[RECORDS SHOWN]
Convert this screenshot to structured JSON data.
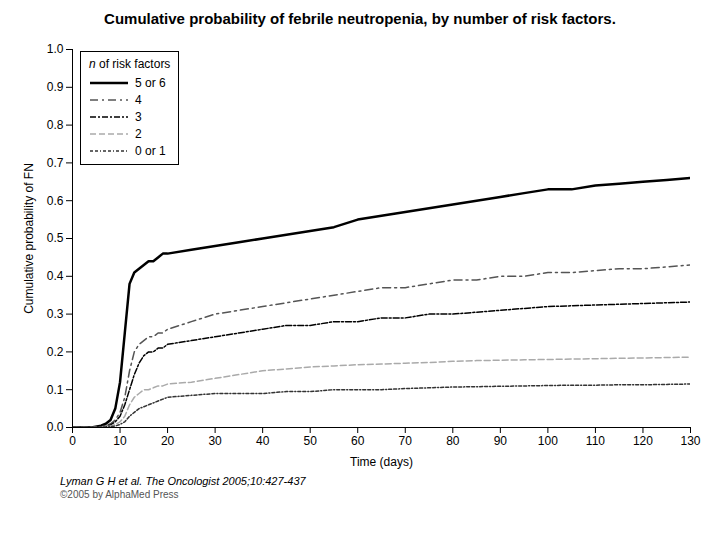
{
  "chart_data": {
    "type": "line",
    "title": "Cumulative probability of febrile neutropenia, by number of risk factors.",
    "xlabel": "Time (days)",
    "ylabel": "Cumulative probability of FN",
    "legend_title": "n of risk factors",
    "legend": "top-left",
    "grid": false,
    "annotations": [
      "Lyman G H et al. The Oncologist 2005;10:427-437",
      "©2005 by AlphaMed Press"
    ],
    "x": [
      0,
      2,
      4,
      6,
      7,
      8,
      9,
      10,
      11,
      12,
      13,
      14,
      15,
      16,
      17,
      18,
      19,
      20,
      25,
      30,
      35,
      40,
      45,
      50,
      55,
      60,
      65,
      70,
      75,
      80,
      85,
      90,
      95,
      100,
      105,
      110,
      115,
      120,
      125,
      130
    ],
    "series": [
      {
        "name": "5 or 6",
        "color": "#000000",
        "line_style": "solid",
        "values": [
          0,
          0,
          0,
          0.005,
          0.01,
          0.02,
          0.05,
          0.12,
          0.25,
          0.38,
          0.41,
          0.42,
          0.43,
          0.44,
          0.44,
          0.45,
          0.46,
          0.46,
          0.47,
          0.48,
          0.49,
          0.5,
          0.51,
          0.52,
          0.53,
          0.55,
          0.56,
          0.57,
          0.58,
          0.59,
          0.6,
          0.61,
          0.62,
          0.63,
          0.63,
          0.64,
          0.645,
          0.65,
          0.655,
          0.66
        ]
      },
      {
        "name": "4",
        "color": "#555555",
        "line_style": "longdashdot",
        "values": [
          0,
          0,
          0,
          0.002,
          0.005,
          0.01,
          0.02,
          0.04,
          0.08,
          0.15,
          0.2,
          0.22,
          0.23,
          0.24,
          0.24,
          0.25,
          0.25,
          0.26,
          0.28,
          0.3,
          0.31,
          0.32,
          0.33,
          0.34,
          0.35,
          0.36,
          0.37,
          0.37,
          0.38,
          0.39,
          0.39,
          0.4,
          0.4,
          0.41,
          0.41,
          0.415,
          0.42,
          0.42,
          0.425,
          0.43
        ]
      },
      {
        "name": "3",
        "color": "#000000",
        "line_style": "dashdot",
        "values": [
          0,
          0,
          0,
          0.001,
          0.003,
          0.007,
          0.015,
          0.03,
          0.06,
          0.1,
          0.14,
          0.17,
          0.19,
          0.2,
          0.2,
          0.21,
          0.21,
          0.22,
          0.23,
          0.24,
          0.25,
          0.26,
          0.27,
          0.27,
          0.28,
          0.28,
          0.29,
          0.29,
          0.3,
          0.3,
          0.305,
          0.31,
          0.315,
          0.32,
          0.322,
          0.324,
          0.326,
          0.328,
          0.33,
          0.332
        ]
      },
      {
        "name": "2",
        "color": "#aaaaaa",
        "line_style": "dashed",
        "values": [
          0,
          0,
          0,
          0.001,
          0.002,
          0.004,
          0.008,
          0.015,
          0.03,
          0.06,
          0.08,
          0.09,
          0.1,
          0.1,
          0.105,
          0.11,
          0.11,
          0.115,
          0.12,
          0.13,
          0.14,
          0.15,
          0.155,
          0.16,
          0.163,
          0.166,
          0.168,
          0.17,
          0.172,
          0.175,
          0.177,
          0.178,
          0.179,
          0.18,
          0.181,
          0.182,
          0.183,
          0.184,
          0.185,
          0.186
        ]
      },
      {
        "name": "0 or 1",
        "color": "#333333",
        "line_style": "dashdashdot",
        "values": [
          0,
          0,
          0,
          0.001,
          0.001,
          0.002,
          0.004,
          0.008,
          0.015,
          0.03,
          0.04,
          0.05,
          0.055,
          0.06,
          0.065,
          0.07,
          0.075,
          0.08,
          0.085,
          0.09,
          0.09,
          0.09,
          0.095,
          0.095,
          0.1,
          0.1,
          0.1,
          0.103,
          0.105,
          0.107,
          0.108,
          0.109,
          0.11,
          0.111,
          0.112,
          0.112,
          0.113,
          0.113,
          0.114,
          0.115
        ]
      }
    ],
    "xlim": [
      0,
      130
    ],
    "ylim": [
      0,
      1.0
    ],
    "xticks": [
      0,
      10,
      20,
      30,
      40,
      50,
      60,
      70,
      80,
      90,
      100,
      110,
      120,
      130
    ],
    "yticks": [
      {
        "value": 0,
        "label": "0.0"
      },
      0.1,
      0.2,
      0.3,
      0.4,
      0.5,
      0.6,
      0.7,
      0.8,
      0.9,
      {
        "value": 1,
        "label": "1.0"
      }
    ]
  }
}
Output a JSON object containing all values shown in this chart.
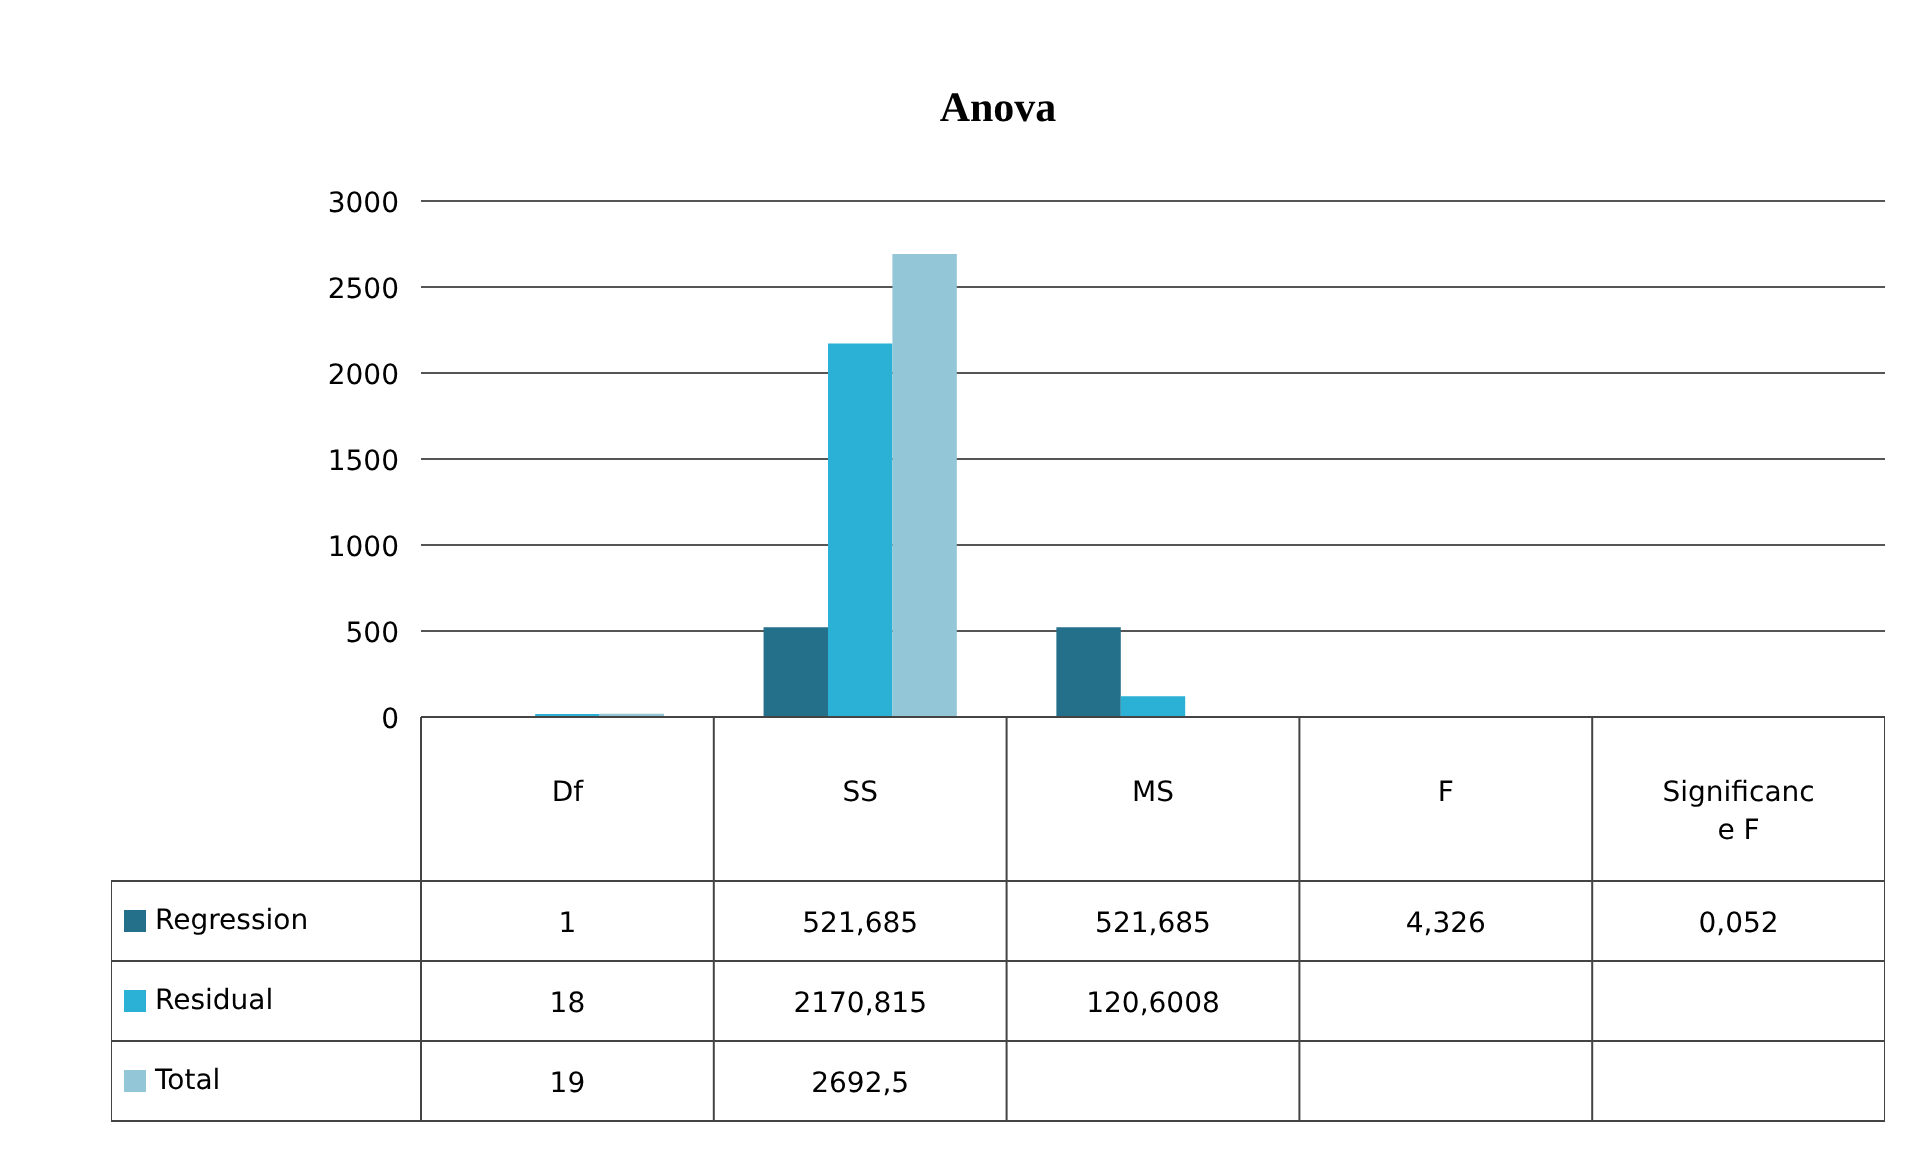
{
  "chart_data": {
    "type": "bar",
    "title": "Anova",
    "categories": [
      "Df",
      "SS",
      "MS",
      "F",
      "Significance F"
    ],
    "series": [
      {
        "name": "Regression",
        "color": "#24708a",
        "values": [
          1,
          521.685,
          521.685,
          4.326,
          0.052
        ],
        "value_labels": [
          "1",
          "521,685",
          "521,685",
          "4,326",
          "0,052"
        ]
      },
      {
        "name": "Residual",
        "color": "#2bb0d6",
        "values": [
          18,
          2170.815,
          120.6008,
          null,
          null
        ],
        "value_labels": [
          "18",
          "2170,815",
          "120,6008",
          null,
          null
        ]
      },
      {
        "name": "Total",
        "color": "#93c6d6",
        "values": [
          19,
          2692.5,
          null,
          null,
          null
        ],
        "value_labels": [
          "19",
          "2692,5",
          null,
          null,
          null
        ]
      }
    ],
    "ylim": [
      0,
      3000
    ],
    "yticks": [
      0,
      500,
      1000,
      1500,
      2000,
      2500,
      3000
    ],
    "grid": "y",
    "legend": "bottom left"
  }
}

[STATED EXERCISE]
Every entry must be reproduced exactly, with the images left out.

[FULL OUTPUT]
Convert this screenshot to structured JSON data.
{
  "chart_data": {
    "type": "line",
    "title": "Cumulative probability of febrile neutropenia, by number of risk factors.",
    "xlabel": "Time (days)",
    "ylabel": "Cumulative probability of FN",
    "legend_title": "n of risk factors",
    "legend": "top-left",
    "grid": false,
    "annotations": [
      "Lyman G H et al. The Oncologist 2005;10:427-437",
      "©2005 by AlphaMed Press"
    ],
    "x": [
      0,
      2,
      4,
      6,
      7,
      8,
      9,
      10,
      11,
      12,
      13,
      14,
      15,
      16,
      17,
      18,
      19,
      20,
      25,
      30,
      35,
      40,
      45,
      50,
      55,
      60,
      65,
      70,
      75,
      80,
      85,
      90,
      95,
      100,
      105,
      110,
      115,
      120,
      125,
      130
    ],
    "series": [
      {
        "name": "5 or 6",
        "color": "#000000",
        "line_style": "solid",
        "values": [
          0,
          0,
          0,
          0.005,
          0.01,
          0.02,
          0.05,
          0.12,
          0.25,
          0.38,
          0.41,
          0.42,
          0.43,
          0.44,
          0.44,
          0.45,
          0.46,
          0.46,
          0.47,
          0.48,
          0.49,
          0.5,
          0.51,
          0.52,
          0.53,
          0.55,
          0.56,
          0.57,
          0.58,
          0.59,
          0.6,
          0.61,
          0.62,
          0.63,
          0.63,
          0.64,
          0.645,
          0.65,
          0.655,
          0.66
        ]
      },
      {
        "name": "4",
        "color": "#555555",
        "line_style": "longdashdot",
        "values": [
          0,
          0,
          0,
          0.002,
          0.005,
          0.01,
          0.02,
          0.04,
          0.08,
          0.15,
          0.2,
          0.22,
          0.23,
          0.24,
          0.24,
          0.25,
          0.25,
          0.26,
          0.28,
          0.3,
          0.31,
          0.32,
          0.33,
          0.34,
          0.35,
          0.36,
          0.37,
          0.37,
          0.38,
          0.39,
          0.39,
          0.4,
          0.4,
          0.41,
          0.41,
          0.415,
          0.42,
          0.42,
          0.425,
          0.43
        ]
      },
      {
        "name": "3",
        "color": "#000000",
        "line_style": "dashdot",
        "values": [
          0,
          0,
          0,
          0.001,
          0.003,
          0.007,
          0.015,
          0.03,
          0.06,
          0.1,
          0.14,
          0.17,
          0.19,
          0.2,
          0.2,
          0.21,
          0.21,
          0.22,
          0.23,
          0.24,
          0.25,
          0.26,
          0.27,
          0.27,
          0.28,
          0.28,
          0.29,
          0.29,
          0.3,
          0.3,
          0.305,
          0.31,
          0.315,
          0.32,
          0.322,
          0.324,
          0.326,
          0.328,
          0.33,
          0.332
        ]
      },
      {
        "name": "2",
        "color": "#aaaaaa",
        "line_style": "dashed",
        "values": [
          0,
          0,
          0,
          0.001,
          0.002,
          0.004,
          0.008,
          0.015,
          0.03,
          0.06,
          0.08,
          0.09,
          0.1,
          0.1,
          0.105,
          0.11,
          0.11,
          0.115,
          0.12,
          0.13,
          0.14,
          0.15,
          0.155,
          0.16,
          0.163,
          0.166,
          0.168,
          0.17,
          0.172,
          0.175,
          0.177,
          0.178,
          0.179,
          0.18,
          0.181,
          0.182,
          0.183,
          0.184,
          0.185,
          0.186
        ]
      },
      {
        "name": "0 or 1",
        "color": "#333333",
        "line_style": "dashdashdot",
        "values": [
          0,
          0,
          0,
          0.001,
          0.001,
          0.002,
          0.004,
          0.008,
          0.015,
          0.03,
          0.04,
          0.05,
          0.055,
          0.06,
          0.065,
          0.07,
          0.075,
          0.08,
          0.085,
          0.09,
          0.09,
          0.09,
          0.095,
          0.095,
          0.1,
          0.1,
          0.1,
          0.103,
          0.105,
          0.107,
          0.108,
          0.109,
          0.11,
          0.111,
          0.112,
          0.112,
          0.113,
          0.113,
          0.114,
          0.115
        ]
      }
    ],
    "xlim": [
      0,
      130
    ],
    "ylim": [
      0,
      1.0
    ],
    "xticks": [
      0,
      10,
      20,
      30,
      40,
      50,
      60,
      70,
      80,
      90,
      100,
      110,
      120,
      130
    ],
    "yticks": [
      {
        "value": 0,
        "label": "0.0"
      },
      0.1,
      0.2,
      0.3,
      0.4,
      0.5,
      0.6,
      0.7,
      0.8,
      0.9,
      {
        "value": 1,
        "label": "1.0"
      }
    ]
  }
}
Output a JSON object containing all values shown in this chart.
{
  "chart_data": {
    "type": "bar",
    "title": "Anova",
    "categories": [
      "Df",
      "SS",
      "MS",
      "F",
      "Significance F"
    ],
    "series": [
      {
        "name": "Regression",
        "color": "#24708a",
        "values": [
          1,
          521.685,
          521.685,
          4.326,
          0.052
        ],
        "value_labels": [
          "1",
          "521,685",
          "521,685",
          "4,326",
          "0,052"
        ]
      },
      {
        "name": "Residual",
        "color": "#2bb0d6",
        "values": [
          18,
          2170.815,
          120.6008,
          null,
          null
        ],
        "value_labels": [
          "18",
          "2170,815",
          "120,6008",
          null,
          null
        ]
      },
      {
        "name": "Total",
        "color": "#93c6d6",
        "values": [
          19,
          2692.5,
          null,
          null,
          null
        ],
        "value_labels": [
          "19",
          "2692,5",
          null,
          null,
          null
        ]
      }
    ],
    "ylim": [
      0,
      3000
    ],
    "yticks": [
      0,
      500,
      1000,
      1500,
      2000,
      2500,
      3000
    ],
    "grid": "y",
    "legend": "bottom left"
  }
}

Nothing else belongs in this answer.